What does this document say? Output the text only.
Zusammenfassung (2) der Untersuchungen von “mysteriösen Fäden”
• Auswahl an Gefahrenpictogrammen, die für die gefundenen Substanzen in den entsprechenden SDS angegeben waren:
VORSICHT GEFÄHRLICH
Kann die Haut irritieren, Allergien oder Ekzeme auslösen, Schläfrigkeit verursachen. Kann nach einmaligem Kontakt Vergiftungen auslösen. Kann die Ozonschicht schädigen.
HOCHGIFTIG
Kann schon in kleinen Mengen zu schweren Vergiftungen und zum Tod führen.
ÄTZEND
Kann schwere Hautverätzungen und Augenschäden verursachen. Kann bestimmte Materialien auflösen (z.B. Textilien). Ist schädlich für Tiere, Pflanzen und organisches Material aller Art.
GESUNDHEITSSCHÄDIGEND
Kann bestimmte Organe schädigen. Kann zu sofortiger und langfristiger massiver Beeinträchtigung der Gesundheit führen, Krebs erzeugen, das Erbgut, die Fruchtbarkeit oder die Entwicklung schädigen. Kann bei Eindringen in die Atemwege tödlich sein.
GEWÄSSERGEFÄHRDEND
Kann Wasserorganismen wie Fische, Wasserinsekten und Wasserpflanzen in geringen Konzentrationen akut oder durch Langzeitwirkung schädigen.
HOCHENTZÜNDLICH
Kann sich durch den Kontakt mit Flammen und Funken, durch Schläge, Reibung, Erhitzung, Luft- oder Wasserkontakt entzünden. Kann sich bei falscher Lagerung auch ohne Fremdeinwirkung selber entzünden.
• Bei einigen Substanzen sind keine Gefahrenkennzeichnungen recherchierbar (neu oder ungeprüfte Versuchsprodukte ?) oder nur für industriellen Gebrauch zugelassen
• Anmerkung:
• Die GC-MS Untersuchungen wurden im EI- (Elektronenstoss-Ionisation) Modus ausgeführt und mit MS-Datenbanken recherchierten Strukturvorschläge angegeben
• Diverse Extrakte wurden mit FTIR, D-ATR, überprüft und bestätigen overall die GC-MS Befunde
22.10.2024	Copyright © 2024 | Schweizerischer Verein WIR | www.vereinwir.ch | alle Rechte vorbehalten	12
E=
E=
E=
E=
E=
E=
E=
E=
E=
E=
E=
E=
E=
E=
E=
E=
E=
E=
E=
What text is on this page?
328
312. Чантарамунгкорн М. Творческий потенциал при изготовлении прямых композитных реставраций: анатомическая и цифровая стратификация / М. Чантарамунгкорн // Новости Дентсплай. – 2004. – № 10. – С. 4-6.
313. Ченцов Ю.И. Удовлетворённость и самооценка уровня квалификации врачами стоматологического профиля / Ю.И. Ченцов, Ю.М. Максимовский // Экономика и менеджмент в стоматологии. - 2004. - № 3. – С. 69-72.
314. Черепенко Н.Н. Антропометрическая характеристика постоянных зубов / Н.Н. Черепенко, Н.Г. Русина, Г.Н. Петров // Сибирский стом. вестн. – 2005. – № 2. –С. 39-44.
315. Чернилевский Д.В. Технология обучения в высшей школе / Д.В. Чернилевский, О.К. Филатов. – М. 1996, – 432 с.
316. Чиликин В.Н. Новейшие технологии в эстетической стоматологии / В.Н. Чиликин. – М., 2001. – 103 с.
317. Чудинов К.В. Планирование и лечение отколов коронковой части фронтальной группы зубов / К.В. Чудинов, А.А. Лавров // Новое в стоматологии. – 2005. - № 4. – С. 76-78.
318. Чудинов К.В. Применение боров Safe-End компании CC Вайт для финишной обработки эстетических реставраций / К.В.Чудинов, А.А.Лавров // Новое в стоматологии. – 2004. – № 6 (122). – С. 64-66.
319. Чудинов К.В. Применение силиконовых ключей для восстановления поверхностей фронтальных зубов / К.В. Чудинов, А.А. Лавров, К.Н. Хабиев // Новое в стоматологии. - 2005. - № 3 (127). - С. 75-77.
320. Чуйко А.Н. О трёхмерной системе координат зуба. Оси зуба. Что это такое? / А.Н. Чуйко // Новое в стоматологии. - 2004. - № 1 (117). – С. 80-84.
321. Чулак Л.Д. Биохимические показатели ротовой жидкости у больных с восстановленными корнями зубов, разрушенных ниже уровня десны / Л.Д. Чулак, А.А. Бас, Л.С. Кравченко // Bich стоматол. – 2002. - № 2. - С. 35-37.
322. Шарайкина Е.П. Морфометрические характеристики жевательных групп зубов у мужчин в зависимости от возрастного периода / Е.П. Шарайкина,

▶ [What you will do] Copy out every line of the data that includes "Untersuchungen".

▶ [Result]
Zusammenfassung (2) der Untersuchungen von “mysteriösen Fäden”
• Die GC-MS Untersuchungen wurden im EI- (Elektronenstoss-Ionisation) Modus ausgeführt und mit MS-Datenbanken recherchierten Strukturvorschläge angegeben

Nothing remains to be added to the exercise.